What you should do. Gather up the lines that contain "congelada".

-- BEGIN Supplied data --

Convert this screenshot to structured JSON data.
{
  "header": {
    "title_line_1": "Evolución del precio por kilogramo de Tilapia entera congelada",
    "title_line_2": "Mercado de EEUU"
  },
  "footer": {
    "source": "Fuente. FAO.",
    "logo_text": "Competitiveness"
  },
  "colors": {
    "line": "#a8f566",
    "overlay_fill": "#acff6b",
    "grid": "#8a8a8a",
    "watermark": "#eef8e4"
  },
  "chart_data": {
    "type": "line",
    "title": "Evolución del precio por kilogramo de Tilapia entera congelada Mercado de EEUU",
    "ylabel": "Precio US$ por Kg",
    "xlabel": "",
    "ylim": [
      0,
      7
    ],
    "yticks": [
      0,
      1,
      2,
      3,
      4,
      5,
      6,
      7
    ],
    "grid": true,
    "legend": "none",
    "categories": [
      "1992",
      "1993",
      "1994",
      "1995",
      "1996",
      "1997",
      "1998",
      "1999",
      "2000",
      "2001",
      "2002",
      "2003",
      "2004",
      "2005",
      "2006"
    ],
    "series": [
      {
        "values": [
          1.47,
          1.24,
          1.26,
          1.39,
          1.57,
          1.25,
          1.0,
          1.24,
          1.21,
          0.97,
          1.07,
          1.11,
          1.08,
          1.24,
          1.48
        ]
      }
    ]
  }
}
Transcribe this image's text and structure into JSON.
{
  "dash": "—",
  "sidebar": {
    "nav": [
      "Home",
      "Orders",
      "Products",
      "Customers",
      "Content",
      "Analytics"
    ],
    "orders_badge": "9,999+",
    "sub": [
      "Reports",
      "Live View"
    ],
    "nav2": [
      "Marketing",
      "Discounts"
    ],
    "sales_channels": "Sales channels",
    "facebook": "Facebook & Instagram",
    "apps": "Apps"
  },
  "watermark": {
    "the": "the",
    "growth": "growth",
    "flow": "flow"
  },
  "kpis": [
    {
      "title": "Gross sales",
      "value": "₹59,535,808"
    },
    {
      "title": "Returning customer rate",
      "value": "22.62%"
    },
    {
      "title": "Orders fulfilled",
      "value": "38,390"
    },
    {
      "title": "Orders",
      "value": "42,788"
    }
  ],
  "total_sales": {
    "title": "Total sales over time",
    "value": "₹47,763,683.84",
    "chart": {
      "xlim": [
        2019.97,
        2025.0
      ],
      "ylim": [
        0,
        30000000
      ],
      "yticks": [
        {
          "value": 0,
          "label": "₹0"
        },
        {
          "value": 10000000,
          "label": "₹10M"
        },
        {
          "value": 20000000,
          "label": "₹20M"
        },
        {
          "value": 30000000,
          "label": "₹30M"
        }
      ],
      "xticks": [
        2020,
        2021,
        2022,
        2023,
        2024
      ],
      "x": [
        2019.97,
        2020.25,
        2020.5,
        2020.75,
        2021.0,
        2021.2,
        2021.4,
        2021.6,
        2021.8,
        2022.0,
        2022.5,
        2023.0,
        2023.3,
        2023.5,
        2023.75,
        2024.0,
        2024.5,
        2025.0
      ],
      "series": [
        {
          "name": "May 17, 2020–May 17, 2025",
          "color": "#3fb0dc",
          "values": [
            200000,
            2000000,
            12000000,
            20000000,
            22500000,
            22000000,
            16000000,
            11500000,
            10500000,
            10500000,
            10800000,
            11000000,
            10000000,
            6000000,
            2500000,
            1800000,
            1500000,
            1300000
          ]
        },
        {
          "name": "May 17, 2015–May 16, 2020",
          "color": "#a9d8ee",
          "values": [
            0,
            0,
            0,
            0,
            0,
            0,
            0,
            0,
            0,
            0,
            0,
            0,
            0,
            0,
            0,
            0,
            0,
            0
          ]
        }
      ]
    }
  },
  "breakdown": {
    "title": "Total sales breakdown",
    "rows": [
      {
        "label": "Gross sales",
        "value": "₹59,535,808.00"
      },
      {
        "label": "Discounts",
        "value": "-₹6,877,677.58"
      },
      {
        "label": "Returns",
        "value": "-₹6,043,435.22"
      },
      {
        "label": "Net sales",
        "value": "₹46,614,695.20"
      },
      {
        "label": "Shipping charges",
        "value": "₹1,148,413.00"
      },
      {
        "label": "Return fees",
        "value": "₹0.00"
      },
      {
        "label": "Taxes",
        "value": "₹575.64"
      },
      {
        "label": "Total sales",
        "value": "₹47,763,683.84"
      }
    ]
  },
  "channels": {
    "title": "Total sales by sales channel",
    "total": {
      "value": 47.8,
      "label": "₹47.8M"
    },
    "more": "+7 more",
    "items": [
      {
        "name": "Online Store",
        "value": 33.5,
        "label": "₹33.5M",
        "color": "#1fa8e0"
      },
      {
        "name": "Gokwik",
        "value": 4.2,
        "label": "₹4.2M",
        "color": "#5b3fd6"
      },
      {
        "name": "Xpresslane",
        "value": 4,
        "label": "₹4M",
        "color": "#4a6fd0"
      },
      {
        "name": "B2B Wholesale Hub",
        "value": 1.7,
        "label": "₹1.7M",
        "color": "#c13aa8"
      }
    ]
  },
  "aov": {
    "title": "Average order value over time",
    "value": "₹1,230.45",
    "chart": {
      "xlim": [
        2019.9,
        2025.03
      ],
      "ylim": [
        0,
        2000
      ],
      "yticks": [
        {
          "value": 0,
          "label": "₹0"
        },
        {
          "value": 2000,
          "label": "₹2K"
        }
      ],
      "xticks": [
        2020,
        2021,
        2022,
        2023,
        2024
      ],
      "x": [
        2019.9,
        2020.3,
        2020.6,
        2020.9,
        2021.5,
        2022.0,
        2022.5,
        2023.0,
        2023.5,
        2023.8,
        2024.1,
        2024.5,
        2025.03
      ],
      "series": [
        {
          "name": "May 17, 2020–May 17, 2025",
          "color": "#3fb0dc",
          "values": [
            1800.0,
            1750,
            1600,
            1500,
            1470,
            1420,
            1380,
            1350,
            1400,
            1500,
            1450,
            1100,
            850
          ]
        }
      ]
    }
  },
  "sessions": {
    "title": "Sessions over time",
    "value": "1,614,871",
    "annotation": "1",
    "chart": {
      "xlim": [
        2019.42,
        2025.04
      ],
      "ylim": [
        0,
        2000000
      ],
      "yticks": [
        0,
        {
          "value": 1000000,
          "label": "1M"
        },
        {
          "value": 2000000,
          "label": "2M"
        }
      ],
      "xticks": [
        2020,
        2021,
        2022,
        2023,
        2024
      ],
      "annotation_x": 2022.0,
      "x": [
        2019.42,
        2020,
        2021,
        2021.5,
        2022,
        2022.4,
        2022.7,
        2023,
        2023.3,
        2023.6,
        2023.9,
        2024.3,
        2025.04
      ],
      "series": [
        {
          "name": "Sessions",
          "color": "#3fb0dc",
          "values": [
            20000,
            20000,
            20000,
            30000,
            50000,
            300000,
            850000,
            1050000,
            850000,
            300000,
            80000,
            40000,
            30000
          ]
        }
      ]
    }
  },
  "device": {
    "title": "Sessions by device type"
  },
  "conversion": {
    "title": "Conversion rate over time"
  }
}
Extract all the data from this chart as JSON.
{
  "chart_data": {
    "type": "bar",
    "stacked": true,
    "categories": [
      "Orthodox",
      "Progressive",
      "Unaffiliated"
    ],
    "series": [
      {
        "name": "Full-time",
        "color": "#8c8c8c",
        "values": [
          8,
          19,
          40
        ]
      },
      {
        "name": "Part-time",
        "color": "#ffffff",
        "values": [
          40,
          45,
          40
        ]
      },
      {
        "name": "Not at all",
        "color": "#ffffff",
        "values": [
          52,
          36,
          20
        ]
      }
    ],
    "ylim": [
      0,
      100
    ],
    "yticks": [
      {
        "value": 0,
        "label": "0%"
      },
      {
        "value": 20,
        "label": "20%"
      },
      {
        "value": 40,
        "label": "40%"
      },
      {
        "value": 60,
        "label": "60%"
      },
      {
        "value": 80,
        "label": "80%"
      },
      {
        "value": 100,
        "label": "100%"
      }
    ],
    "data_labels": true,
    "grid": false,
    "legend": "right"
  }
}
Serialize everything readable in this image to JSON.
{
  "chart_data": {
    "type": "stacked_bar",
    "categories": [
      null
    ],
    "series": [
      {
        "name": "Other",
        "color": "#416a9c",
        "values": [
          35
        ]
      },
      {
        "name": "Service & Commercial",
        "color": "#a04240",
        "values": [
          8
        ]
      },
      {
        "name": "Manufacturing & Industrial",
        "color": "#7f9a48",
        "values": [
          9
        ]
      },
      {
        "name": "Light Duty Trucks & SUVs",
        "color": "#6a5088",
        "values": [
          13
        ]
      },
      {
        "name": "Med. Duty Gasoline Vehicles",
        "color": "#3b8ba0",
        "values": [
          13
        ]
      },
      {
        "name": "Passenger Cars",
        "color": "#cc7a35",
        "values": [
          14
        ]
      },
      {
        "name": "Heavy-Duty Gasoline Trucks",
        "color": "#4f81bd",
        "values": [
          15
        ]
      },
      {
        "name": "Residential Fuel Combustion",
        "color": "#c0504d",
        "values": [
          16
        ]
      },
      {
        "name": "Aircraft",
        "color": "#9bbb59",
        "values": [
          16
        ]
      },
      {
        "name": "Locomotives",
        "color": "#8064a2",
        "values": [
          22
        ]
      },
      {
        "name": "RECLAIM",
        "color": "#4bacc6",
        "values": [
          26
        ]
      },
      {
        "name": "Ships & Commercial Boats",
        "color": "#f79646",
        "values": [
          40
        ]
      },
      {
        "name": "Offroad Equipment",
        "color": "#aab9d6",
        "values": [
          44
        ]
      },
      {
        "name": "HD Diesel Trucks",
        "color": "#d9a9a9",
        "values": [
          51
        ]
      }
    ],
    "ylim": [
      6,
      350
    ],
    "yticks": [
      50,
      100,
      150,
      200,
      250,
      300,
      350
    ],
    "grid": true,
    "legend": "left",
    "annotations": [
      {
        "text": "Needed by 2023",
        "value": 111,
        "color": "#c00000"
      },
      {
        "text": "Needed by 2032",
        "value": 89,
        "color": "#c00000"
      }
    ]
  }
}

-- END Supplied data --

Written response.
    "title_line_1": "Evolución del precio por kilogramo de Tilapia entera congelada",
    "title": "Evolución del precio por kilogramo de Tilapia entera congelada Mercado de EEUU",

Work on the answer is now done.